Challenge 1 – Quote the entire text on patent application types, word for word.

Extracted text –
###

While completing your patent application, you have several options, based on what you wish to patent. The United States Patent and Trademark Office, or USPTO, recognizes two main types of patent applications, a design patent application and a utility patent application. Each application seeks protection for different aspects of an invention.

  • Design Patent Applications—Design patent applications seek to secure protection for non-functional, ornamental, or aesthetic aspects of an invention. These essentially represent how the invention looks. For example, the inventors of a new running shoe may wish to file a design patent application for the unique look of the shoe, which separate and independent from how the shoe performs or functions. Once a design patent application is approved by the USPTO, it will last for 15 years from the date of issuance.
  • Utility Patent Applications—Utility patent applications focus on the utility aspects of an invention, which directly relates to how the invention works or functions. The running shoe inventors, for example, may wish to patent a revolutionary sole of the shoe, which may help a wearer run longer distances, or its unique laces that won’t come undone while running. Utility patents, once approved by the USPTO, last 20 years from the filing date.

There are two options, at least initially, when considering a utility patent application:

  • Provisional—Provisional patent applications allow inventors to quickly and inexpensively obtain a “patent pending” status. Provisional patent applications are never examined by the USPTO, and they automatically expire exactly one year from the filing date, at which time, a non-provisional application will need to be filed.

###

Challenge 2 – Print the rows from their first line through the line containing "legend-label: 0.5 m", both lines included.

###

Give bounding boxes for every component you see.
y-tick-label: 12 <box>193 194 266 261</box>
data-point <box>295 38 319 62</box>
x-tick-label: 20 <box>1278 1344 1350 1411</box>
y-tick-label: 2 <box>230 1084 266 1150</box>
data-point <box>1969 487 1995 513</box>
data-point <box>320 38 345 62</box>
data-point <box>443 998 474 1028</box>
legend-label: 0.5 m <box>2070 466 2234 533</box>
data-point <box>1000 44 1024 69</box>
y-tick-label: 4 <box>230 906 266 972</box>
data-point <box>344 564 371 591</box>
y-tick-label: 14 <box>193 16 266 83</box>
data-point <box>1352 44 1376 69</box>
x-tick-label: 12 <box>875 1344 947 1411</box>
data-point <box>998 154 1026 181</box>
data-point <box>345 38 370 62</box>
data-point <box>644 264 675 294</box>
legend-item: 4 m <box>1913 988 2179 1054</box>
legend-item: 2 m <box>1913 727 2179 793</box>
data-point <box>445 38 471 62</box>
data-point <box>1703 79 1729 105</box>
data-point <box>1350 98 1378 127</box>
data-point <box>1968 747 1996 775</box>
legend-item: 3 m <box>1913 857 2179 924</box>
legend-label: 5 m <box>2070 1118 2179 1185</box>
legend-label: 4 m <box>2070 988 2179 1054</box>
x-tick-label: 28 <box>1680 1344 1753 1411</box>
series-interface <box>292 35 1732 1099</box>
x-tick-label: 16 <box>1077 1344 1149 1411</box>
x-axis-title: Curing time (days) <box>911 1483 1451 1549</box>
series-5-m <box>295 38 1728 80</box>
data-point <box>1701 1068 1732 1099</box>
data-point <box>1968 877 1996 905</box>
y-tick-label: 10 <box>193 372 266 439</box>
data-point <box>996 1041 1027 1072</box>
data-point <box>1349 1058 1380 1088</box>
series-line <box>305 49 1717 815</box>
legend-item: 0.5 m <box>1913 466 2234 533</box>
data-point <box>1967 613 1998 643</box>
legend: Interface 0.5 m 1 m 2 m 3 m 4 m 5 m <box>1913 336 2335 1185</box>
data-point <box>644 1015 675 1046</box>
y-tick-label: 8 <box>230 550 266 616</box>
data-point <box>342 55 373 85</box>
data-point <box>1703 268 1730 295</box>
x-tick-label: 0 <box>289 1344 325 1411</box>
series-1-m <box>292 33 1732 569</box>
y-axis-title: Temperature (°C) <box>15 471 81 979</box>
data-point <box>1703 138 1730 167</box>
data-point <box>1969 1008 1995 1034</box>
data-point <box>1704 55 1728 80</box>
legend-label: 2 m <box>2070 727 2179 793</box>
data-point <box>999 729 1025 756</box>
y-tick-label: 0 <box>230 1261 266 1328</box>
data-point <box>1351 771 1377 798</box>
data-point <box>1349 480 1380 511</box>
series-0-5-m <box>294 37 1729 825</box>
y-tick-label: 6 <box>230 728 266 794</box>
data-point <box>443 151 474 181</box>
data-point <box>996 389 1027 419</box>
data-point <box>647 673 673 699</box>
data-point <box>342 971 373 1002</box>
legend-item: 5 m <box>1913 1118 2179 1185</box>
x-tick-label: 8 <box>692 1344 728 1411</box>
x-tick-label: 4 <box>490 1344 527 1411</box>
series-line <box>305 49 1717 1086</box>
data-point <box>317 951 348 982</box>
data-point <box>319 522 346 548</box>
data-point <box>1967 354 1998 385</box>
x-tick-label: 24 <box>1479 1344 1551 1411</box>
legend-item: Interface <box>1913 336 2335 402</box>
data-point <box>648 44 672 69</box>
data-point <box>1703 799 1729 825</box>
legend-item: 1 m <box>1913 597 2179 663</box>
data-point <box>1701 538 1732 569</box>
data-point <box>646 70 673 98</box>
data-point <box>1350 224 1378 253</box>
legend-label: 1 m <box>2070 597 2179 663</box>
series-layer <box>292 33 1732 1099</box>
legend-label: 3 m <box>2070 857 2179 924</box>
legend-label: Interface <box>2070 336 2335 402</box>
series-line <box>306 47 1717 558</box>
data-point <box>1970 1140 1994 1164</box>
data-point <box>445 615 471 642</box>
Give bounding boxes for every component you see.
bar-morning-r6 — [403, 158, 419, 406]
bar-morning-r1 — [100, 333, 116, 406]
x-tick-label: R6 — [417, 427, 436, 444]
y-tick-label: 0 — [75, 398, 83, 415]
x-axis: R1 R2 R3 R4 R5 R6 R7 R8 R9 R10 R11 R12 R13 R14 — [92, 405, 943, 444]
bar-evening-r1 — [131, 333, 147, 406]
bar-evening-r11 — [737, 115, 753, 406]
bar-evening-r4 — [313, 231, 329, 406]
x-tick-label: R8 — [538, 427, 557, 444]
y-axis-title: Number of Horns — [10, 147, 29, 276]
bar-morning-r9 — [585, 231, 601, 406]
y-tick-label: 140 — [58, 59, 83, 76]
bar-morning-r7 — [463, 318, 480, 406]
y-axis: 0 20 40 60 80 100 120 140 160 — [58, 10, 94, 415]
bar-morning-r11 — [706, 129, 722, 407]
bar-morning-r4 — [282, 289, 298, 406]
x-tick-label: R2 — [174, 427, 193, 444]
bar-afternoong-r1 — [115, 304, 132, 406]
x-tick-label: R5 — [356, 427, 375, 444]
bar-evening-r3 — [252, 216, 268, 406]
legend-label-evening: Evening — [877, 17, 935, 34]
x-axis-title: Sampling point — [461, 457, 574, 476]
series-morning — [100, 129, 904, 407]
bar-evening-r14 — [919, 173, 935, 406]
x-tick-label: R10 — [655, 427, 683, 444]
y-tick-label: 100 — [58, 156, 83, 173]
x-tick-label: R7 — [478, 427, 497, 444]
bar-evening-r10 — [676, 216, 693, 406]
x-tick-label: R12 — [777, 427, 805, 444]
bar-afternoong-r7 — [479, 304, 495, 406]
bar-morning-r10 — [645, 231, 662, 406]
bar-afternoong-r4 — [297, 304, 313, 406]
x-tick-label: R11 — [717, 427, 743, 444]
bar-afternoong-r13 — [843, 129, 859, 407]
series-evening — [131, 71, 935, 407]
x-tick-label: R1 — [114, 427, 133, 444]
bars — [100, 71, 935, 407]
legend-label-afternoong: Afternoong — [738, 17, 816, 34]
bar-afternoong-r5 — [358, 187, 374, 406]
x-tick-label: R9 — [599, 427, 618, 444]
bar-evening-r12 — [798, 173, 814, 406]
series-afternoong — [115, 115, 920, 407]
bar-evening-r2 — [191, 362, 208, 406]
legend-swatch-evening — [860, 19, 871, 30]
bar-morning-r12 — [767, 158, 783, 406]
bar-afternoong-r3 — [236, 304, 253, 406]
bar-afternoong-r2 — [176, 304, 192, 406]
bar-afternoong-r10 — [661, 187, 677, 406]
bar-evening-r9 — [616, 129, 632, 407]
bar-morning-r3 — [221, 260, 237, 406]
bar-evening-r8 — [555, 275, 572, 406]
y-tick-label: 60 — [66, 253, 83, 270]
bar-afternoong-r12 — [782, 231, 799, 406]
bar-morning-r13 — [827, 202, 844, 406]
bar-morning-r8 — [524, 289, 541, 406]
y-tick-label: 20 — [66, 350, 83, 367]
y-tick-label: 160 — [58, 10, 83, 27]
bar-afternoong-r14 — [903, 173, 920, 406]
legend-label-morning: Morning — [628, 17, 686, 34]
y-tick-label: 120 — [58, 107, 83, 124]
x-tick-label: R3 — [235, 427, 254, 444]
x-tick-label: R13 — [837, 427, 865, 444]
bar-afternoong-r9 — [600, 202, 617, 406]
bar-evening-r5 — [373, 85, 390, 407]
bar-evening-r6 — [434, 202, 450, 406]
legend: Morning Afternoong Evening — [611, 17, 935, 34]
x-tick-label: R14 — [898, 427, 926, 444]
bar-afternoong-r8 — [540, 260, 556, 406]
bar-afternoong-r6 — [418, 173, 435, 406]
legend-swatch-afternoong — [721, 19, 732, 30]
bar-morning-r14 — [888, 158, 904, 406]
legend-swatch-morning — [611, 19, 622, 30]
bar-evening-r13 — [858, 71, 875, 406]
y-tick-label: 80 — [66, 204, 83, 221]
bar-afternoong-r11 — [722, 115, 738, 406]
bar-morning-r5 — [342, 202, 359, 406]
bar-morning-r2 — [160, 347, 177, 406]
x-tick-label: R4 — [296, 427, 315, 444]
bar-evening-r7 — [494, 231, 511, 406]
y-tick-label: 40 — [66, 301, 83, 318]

###

Exercise result 1 –
While completing your patent application, you have several options, based on what you wish to patent. The United States Patent and Trademark Office, or USPTO, recognizes two main types of patent applications, a design patent application and a utility patent application. Each application seeks protection for different aspects of an invention.

  • Design Patent Applications—Design patent applications seek to secure protection for non-functional, ornamental, or aesthetic aspects of an invention. These essentially represent how the invention looks. For example, the inventors of a new running shoe may wish to file a design patent application for the unique look of the shoe, which separate and independent from how the shoe performs or functions. Once a design patent application is approved by the USPTO, it will last for 15 years from the date of issuance.
  • Utility Patent Applications—Utility patent applications focus on the utility aspects of an invention, which directly relates to how the invention works or functions. The running shoe inventors, for example, may wish to patent a revolutionary sole of the shoe, which may help a wearer run longer distances, or its unique laces that won’t come undone while running. Utility patents, once approved by the USPTO, last 20 years from the filing date.

There are two options, at least initially, when considering a utility patent application:

  • Provisional—Provisional patent applications allow inventors to quickly and inexpensively obtain a “patent pending” status. Provisional patent applications are never examined by the USPTO, and they automatically expire exactly one year from the filing date, at which time, a non-provisional application will need to be filed.

Exercise result 2 –
Give bounding boxes for every component you see.
y-tick-label: 12 <box>193 194 266 261</box>
data-point <box>295 38 319 62</box>
x-tick-label: 20 <box>1278 1344 1350 1411</box>
y-tick-label: 2 <box>230 1084 266 1150</box>
data-point <box>1969 487 1995 513</box>
data-point <box>320 38 345 62</box>
data-point <box>443 998 474 1028</box>
legend-label: 0.5 m <box>2070 466 2234 533</box>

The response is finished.